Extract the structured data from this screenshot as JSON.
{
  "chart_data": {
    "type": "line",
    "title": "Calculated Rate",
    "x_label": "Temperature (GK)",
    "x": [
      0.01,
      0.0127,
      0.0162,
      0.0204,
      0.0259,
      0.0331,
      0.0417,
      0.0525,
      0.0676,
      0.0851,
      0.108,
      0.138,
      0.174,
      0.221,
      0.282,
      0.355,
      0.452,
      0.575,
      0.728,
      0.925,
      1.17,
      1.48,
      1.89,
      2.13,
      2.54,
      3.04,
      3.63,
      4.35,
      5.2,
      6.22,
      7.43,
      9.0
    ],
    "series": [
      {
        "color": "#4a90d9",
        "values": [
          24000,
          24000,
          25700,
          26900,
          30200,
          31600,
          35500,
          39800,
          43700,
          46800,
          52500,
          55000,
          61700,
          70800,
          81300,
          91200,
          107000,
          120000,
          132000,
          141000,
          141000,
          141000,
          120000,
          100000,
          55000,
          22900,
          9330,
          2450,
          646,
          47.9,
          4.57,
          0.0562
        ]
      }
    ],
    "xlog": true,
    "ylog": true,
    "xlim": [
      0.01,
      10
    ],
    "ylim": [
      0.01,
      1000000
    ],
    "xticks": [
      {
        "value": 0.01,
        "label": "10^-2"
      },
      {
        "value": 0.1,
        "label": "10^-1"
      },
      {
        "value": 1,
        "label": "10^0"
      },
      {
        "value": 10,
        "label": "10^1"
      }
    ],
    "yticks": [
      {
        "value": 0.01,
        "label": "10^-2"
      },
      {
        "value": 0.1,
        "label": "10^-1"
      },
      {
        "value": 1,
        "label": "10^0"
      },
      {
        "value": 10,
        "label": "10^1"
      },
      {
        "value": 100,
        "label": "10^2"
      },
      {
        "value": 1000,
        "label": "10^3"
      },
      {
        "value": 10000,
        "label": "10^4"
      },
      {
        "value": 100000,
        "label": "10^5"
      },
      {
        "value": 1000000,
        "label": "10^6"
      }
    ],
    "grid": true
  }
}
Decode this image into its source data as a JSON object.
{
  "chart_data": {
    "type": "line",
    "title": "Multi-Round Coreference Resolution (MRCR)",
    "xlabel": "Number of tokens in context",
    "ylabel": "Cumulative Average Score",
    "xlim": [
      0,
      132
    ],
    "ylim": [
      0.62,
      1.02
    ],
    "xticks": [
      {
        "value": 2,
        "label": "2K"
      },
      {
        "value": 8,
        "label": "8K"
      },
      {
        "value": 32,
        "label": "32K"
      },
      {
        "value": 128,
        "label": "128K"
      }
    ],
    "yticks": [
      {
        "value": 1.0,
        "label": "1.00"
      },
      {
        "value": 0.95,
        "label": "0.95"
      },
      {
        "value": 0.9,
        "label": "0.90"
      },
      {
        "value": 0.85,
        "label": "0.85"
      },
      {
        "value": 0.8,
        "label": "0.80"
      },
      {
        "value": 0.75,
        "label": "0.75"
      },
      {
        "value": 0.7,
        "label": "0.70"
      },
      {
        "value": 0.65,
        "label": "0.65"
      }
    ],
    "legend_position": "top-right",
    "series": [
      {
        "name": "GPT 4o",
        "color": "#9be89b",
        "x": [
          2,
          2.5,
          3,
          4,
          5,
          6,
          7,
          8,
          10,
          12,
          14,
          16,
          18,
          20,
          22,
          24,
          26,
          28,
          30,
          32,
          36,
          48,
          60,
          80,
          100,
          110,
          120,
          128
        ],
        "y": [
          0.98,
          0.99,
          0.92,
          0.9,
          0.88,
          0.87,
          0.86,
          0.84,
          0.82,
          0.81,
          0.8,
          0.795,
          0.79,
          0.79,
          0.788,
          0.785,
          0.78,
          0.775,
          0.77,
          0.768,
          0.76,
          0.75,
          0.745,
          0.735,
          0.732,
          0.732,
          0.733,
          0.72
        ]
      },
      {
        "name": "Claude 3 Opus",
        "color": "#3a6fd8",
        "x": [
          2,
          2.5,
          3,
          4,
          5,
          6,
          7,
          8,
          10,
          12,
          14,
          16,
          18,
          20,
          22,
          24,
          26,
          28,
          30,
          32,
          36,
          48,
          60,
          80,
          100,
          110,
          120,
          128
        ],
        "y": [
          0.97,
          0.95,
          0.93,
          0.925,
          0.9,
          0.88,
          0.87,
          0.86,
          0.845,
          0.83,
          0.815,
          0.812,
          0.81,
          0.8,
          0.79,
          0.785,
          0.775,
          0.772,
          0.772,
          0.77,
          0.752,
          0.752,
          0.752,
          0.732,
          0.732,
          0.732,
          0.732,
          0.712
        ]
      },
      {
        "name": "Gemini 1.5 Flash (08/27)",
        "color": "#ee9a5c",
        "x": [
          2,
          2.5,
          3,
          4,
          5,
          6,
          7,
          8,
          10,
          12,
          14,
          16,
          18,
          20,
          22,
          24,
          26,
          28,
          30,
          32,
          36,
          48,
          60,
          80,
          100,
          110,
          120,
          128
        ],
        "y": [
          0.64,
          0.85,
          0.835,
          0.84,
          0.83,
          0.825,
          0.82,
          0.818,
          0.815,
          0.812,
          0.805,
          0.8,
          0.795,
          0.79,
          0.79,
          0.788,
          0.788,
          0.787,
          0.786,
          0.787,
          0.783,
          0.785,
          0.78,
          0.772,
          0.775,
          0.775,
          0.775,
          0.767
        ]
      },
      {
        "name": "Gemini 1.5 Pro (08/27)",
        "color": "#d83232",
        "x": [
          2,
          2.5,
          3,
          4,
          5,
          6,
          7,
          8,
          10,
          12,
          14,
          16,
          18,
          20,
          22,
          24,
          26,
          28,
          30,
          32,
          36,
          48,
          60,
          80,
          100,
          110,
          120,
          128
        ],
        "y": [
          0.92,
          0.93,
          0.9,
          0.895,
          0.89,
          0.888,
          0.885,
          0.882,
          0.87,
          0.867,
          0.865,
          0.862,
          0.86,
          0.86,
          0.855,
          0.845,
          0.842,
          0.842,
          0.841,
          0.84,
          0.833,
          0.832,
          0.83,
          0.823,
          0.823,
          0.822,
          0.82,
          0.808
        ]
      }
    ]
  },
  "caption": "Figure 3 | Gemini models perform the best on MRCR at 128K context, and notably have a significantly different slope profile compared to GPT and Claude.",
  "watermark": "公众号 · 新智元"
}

_ _ _ _

What needs to be done — Reproduce each entry above exactly, keeping every word.

Answer to the task —
Extract the structured data from this screenshot as JSON.
{
  "chart_data": {
    "type": "line",
    "title": "Calculated Rate",
    "x_label": "Temperature (GK)",
    "x": [
      0.01,
      0.0127,
      0.0162,
      0.0204,
      0.0259,
      0.0331,
      0.0417,
      0.0525,
      0.0676,
      0.0851,
      0.108,
      0.138,
      0.174,
      0.221,
      0.282,
      0.355,
      0.452,
      0.575,
      0.728,
      0.925,
      1.17,
      1.48,
      1.89,
      2.13,
      2.54,
      3.04,
      3.63,
      4.35,
      5.2,
      6.22,
      7.43,
      9.0
    ],
    "series": [
      {
        "color": "#4a90d9",
        "values": [
          24000,
          24000,
          25700,
          26900,
          30200,
          31600,
          35500,
          39800,
          43700,
          46800,
          52500,
          55000,
          61700,
          70800,
          81300,
          91200,
          107000,
          120000,
          132000,
          141000,
          141000,
          141000,
          120000,
          100000,
          55000,
          22900,
          9330,
          2450,
          646,
          47.9,
          4.57,
          0.0562
        ]
      }
    ],
    "xlog": true,
    "ylog": true,
    "xlim": [
      0.01,
      10
    ],
    "ylim": [
      0.01,
      1000000
    ],
    "xticks": [
      {
        "value": 0.01,
        "label": "10^-2"
      },
      {
        "value": 0.1,
        "label": "10^-1"
      },
      {
        "value": 1,
        "label": "10^0"
      },
      {
        "value": 10,
        "label": "10^1"
      }
    ],
    "yticks": [
      {
        "value": 0.01,
        "label": "10^-2"
      },
      {
        "value": 0.1,
        "label": "10^-1"
      },
      {
        "value": 1,
        "label": "10^0"
      },
      {
        "value": 10,
        "label": "10^1"
      },
      {
        "value": 100,
        "label": "10^2"
      },
      {
        "value": 1000,
        "label": "10^3"
      },
      {
        "value": 10000,
        "label": "10^4"
      },
      {
        "value": 100000,
        "label": "10^5"
      },
      {
        "value": 1000000,
        "label": "10^6"
      }
    ],
    "grid": true
  }
}
Decode this image into its source data as a JSON object.
{
  "chart_data": {
    "type": "line",
    "title": "Multi-Round Coreference Resolution (MRCR)",
    "xlabel": "Number of tokens in context",
    "ylabel": "Cumulative Average Score",
    "xlim": [
      0,
      132
    ],
    "ylim": [
      0.62,
      1.02
    ],
    "xticks": [
      {
        "value": 2,
        "label": "2K"
      },
      {
        "value": 8,
        "label": "8K"
      },
      {
        "value": 32,
        "label": "32K"
      },
      {
        "value": 128,
        "label": "128K"
      }
    ],
    "yticks": [
      {
        "value": 1.0,
        "label": "1.00"
      },
      {
        "value": 0.95,
        "label": "0.95"
      },
      {
        "value": 0.9,
        "label": "0.90"
      },
      {
        "value": 0.85,
        "label": "0.85"
      },
      {
        "value": 0.8,
        "label": "0.80"
      },
      {
        "value": 0.75,
        "label": "0.75"
      },
      {
        "value": 0.7,
        "label": "0.70"
      },
      {
        "value": 0.65,
        "label": "0.65"
      }
    ],
    "legend_position": "top-right",
    "series": [
      {
        "name": "GPT 4o",
        "color": "#9be89b",
        "x": [
          2,
          2.5,
          3,
          4,
          5,
          6,
          7,
          8,
          10,
          12,
          14,
          16,
          18,
          20,
          22,
          24,
          26,
          28,
          30,
          32,
          36,
          48,
          60,
          80,
          100,
          110,
          120,
          128
        ],
        "y": [
          0.98,
          0.99,
          0.92,
          0.9,
          0.88,
          0.87,
          0.86,
          0.84,
          0.82,
          0.81,
          0.8,
          0.795,
          0.79,
          0.79,
          0.788,
          0.785,
          0.78,
          0.775,
          0.77,
          0.768,
          0.76,
          0.75,
          0.745,
          0.735,
          0.732,
          0.732,
          0.733,
          0.72
        ]
      },
      {
        "name": "Claude 3 Opus",
        "color": "#3a6fd8",
        "x": [
          2,
          2.5,
          3,
          4,
          5,
          6,
          7,
          8,
          10,
          12,
          14,
          16,
          18,
          20,
          22,
          24,
          26,
          28,
          30,
          32,
          36,
          48,
          60,
          80,
          100,
          110,
          120,
          128
        ],
        "y": [
          0.97,
          0.95,
          0.93,
          0.925,
          0.9,
          0.88,
          0.87,
          0.86,
          0.845,
          0.83,
          0.815,
          0.812,
          0.81,
          0.8,
          0.79,
          0.785,
          0.775,
          0.772,
          0.772,
          0.77,
          0.752,
          0.752,
          0.752,
          0.732,
          0.732,
          0.732,
          0.732,
          0.712
        ]
      },
      {
        "name": "Gemini 1.5 Flash (08/27)",
        "color": "#ee9a5c",
        "x": [
          2,
          2.5,
          3,
          4,
          5,
          6,
          7,
          8,
          10,
          12,
          14,
          16,
          18,
          20,
          22,
          24,
          26,
          28,
          30,
          32,
          36,
          48,
          60,
          80,
          100,
          110,
          120,
          128
        ],
        "y": [
          0.64,
          0.85,
          0.835,
          0.84,
          0.83,
          0.825,
          0.82,
          0.818,
          0.815,
          0.812,
          0.805,
          0.8,
          0.795,
          0.79,
          0.79,
          0.788,
          0.788,
          0.787,
          0.786,
          0.787,
          0.783,
          0.785,
          0.78,
          0.772,
          0.775,
          0.775,
          0.775,
          0.767
        ]
      },
      {
        "name": "Gemini 1.5 Pro (08/27)",
        "color": "#d83232",
        "x": [
          2,
          2.5,
          3,
          4,
          5,
          6,
          7,
          8,
          10,
          12,
          14,
          16,
          18,
          20,
          22,
          24,
          26,
          28,
          30,
          32,
          36,
          48,
          60,
          80,
          100,
          110,
          120,
          128
        ],
        "y": [
          0.92,
          0.93,
          0.9,
          0.895,
          0.89,
          0.888,
          0.885,
          0.882,
          0.87,
          0.867,
          0.865,
          0.862,
          0.86,
          0.86,
          0.855,
          0.845,
          0.842,
          0.842,
          0.841,
          0.84,
          0.833,
          0.832,
          0.83,
          0.823,
          0.823,
          0.822,
          0.82,
          0.808
        ]
      }
    ]
  },
  "caption": "Figure 3 | Gemini models perform the best on MRCR at 128K context, and notably have a significantly different slope profile compared to GPT and Claude.",
  "watermark": "公众号 · 新智元"
}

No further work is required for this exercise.